| What you have to do |
Go through the entries and transcribe each one exactly, dropping the pictures.

| Records for this exercise |
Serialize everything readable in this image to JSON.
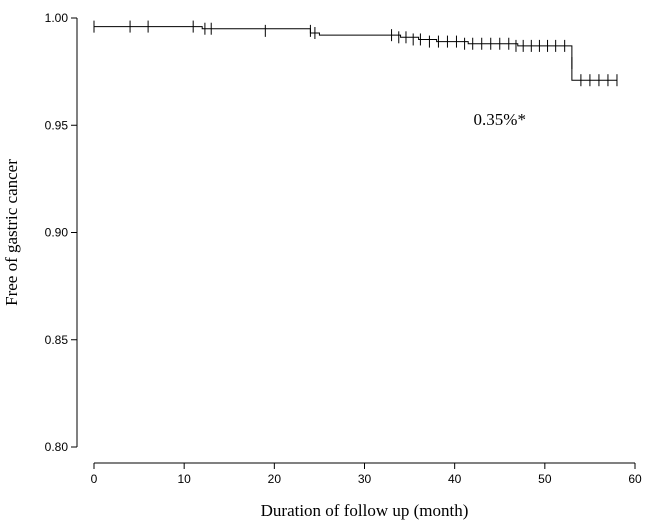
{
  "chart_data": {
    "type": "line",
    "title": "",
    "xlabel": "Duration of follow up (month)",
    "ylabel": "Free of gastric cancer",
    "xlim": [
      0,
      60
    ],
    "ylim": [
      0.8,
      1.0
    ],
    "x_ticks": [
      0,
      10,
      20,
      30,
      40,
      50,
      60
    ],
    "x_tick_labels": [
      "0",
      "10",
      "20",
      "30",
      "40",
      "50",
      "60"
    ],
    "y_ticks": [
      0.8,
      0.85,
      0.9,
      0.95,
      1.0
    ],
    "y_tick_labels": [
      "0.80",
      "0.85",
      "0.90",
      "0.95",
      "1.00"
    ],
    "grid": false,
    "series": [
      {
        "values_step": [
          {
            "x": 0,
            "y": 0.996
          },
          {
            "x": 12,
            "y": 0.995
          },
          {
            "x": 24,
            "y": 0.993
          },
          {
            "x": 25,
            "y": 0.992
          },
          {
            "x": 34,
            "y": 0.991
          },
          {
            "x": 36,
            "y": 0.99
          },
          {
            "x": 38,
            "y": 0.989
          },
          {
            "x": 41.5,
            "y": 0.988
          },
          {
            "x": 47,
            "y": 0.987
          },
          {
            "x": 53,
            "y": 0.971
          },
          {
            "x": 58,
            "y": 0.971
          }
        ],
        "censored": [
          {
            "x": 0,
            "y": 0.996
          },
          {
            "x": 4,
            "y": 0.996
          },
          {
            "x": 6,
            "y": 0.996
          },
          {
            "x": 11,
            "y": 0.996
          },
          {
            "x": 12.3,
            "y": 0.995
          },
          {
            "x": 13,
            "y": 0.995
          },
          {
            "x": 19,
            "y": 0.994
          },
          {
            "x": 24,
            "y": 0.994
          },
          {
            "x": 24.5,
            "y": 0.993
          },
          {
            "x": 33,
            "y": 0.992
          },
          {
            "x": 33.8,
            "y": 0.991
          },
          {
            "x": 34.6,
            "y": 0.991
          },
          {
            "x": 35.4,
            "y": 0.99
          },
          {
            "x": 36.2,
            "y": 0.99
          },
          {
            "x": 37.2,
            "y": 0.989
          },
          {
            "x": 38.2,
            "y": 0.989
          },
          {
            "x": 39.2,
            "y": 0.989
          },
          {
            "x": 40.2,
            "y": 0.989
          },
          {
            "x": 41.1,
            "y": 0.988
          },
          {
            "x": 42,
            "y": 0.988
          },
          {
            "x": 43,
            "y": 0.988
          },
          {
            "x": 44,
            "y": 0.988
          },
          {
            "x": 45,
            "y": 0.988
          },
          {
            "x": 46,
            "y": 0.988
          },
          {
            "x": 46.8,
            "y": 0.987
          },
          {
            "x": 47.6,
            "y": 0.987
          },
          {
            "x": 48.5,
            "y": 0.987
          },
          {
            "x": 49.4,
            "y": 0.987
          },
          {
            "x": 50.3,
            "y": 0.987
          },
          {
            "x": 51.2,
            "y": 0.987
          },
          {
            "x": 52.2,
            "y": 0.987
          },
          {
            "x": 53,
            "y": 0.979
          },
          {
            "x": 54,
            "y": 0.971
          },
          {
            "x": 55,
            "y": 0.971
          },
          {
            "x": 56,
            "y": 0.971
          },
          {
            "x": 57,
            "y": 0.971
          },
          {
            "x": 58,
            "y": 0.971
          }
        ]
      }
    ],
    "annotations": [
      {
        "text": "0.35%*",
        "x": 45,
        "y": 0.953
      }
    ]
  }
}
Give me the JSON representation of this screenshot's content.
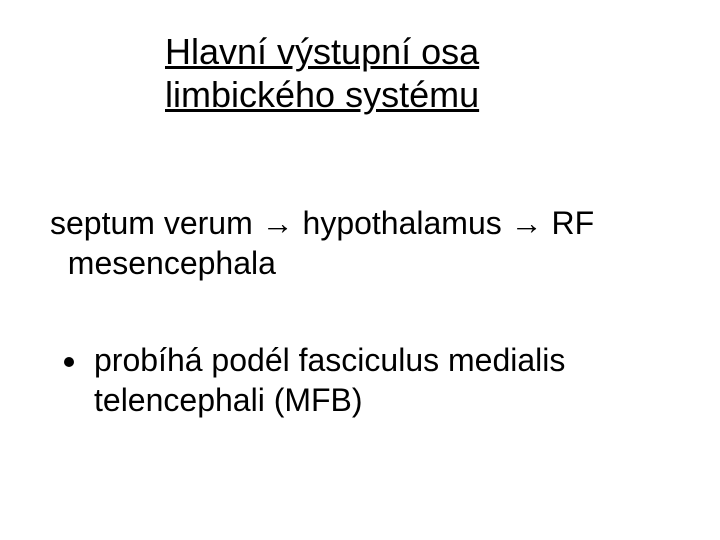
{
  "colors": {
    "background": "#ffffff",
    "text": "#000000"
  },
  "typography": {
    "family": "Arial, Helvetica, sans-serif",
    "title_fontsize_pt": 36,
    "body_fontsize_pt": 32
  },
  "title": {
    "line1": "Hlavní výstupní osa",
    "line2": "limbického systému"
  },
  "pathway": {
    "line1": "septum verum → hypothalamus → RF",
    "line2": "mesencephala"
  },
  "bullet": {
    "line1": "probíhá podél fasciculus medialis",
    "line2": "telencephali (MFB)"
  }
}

| Exercise answer |
Serialize everything readable in this image to JSON.
{
  "chart_data": {
    "type": "line",
    "title": "",
    "xlabel": "Duration of follow up (month)",
    "ylabel": "Free of gastric cancer",
    "xlim": [
      0,
      60
    ],
    "ylim": [
      0.8,
      1.0
    ],
    "x_ticks": [
      0,
      10,
      20,
      30,
      40,
      50,
      60
    ],
    "x_tick_labels": [
      "0",
      "10",
      "20",
      "30",
      "40",
      "50",
      "60"
    ],
    "y_ticks": [
      0.8,
      0.85,
      0.9,
      0.95,
      1.0
    ],
    "y_tick_labels": [
      "0.80",
      "0.85",
      "0.90",
      "0.95",
      "1.00"
    ],
    "grid": false,
    "series": [
      {
        "values_step": [
          {
            "x": 0,
            "y": 0.996
          },
          {
            "x": 12,
            "y": 0.995
          },
          {
            "x": 24,
            "y": 0.993
          },
          {
            "x": 25,
            "y": 0.992
          },
          {
            "x": 34,
            "y": 0.991
          },
          {
            "x": 36,
            "y": 0.99
          },
          {
            "x": 38,
            "y": 0.989
          },
          {
            "x": 41.5,
            "y": 0.988
          },
          {
            "x": 47,
            "y": 0.987
          },
          {
            "x": 53,
            "y": 0.971
          },
          {
            "x": 58,
            "y": 0.971
          }
        ],
        "censored": [
          {
            "x": 0,
            "y": 0.996
          },
          {
            "x": 4,
            "y": 0.996
          },
          {
            "x": 6,
            "y": 0.996
          },
          {
            "x": 11,
            "y": 0.996
          },
          {
            "x": 12.3,
            "y": 0.995
          },
          {
            "x": 13,
            "y": 0.995
          },
          {
            "x": 19,
            "y": 0.994
          },
          {
            "x": 24,
            "y": 0.994
          },
          {
            "x": 24.5,
            "y": 0.993
          },
          {
            "x": 33,
            "y": 0.992
          },
          {
            "x": 33.8,
            "y": 0.991
          },
          {
            "x": 34.6,
            "y": 0.991
          },
          {
            "x": 35.4,
            "y": 0.99
          },
          {
            "x": 36.2,
            "y": 0.99
          },
          {
            "x": 37.2,
            "y": 0.989
          },
          {
            "x": 38.2,
            "y": 0.989
          },
          {
            "x": 39.2,
            "y": 0.989
          },
          {
            "x": 40.2,
            "y": 0.989
          },
          {
            "x": 41.1,
            "y": 0.988
          },
          {
            "x": 42,
            "y": 0.988
          },
          {
            "x": 43,
            "y": 0.988
          },
          {
            "x": 44,
            "y": 0.988
          },
          {
            "x": 45,
            "y": 0.988
          },
          {
            "x": 46,
            "y": 0.988
          },
          {
            "x": 46.8,
            "y": 0.987
          },
          {
            "x": 47.6,
            "y": 0.987
          },
          {
            "x": 48.5,
            "y": 0.987
          },
          {
            "x": 49.4,
            "y": 0.987
          },
          {
            "x": 50.3,
            "y": 0.987
          },
          {
            "x": 51.2,
            "y": 0.987
          },
          {
            "x": 52.2,
            "y": 0.987
          },
          {
            "x": 53,
            "y": 0.979
          },
          {
            "x": 54,
            "y": 0.971
          },
          {
            "x": 55,
            "y": 0.971
          },
          {
            "x": 56,
            "y": 0.971
          },
          {
            "x": 57,
            "y": 0.971
          },
          {
            "x": 58,
            "y": 0.971
          }
        ]
      }
    ],
    "annotations": [
      {
        "text": "0.35%*",
        "x": 45,
        "y": 0.953
      }
    ]
  }
}
Give me the JSON representation of this screenshot's content.
{
  "colors": {
    "background": "#ffffff",
    "text": "#000000"
  },
  "typography": {
    "family": "Arial, Helvetica, sans-serif",
    "title_fontsize_pt": 36,
    "body_fontsize_pt": 32
  },
  "title": {
    "line1": "Hlavní výstupní osa",
    "line2": "limbického systému"
  },
  "pathway": {
    "line1": "septum verum → hypothalamus → RF",
    "line2": "mesencephala"
  },
  "bullet": {
    "line1": "probíhá podél fasciculus medialis",
    "line2": "telencephali (MFB)"
  }
}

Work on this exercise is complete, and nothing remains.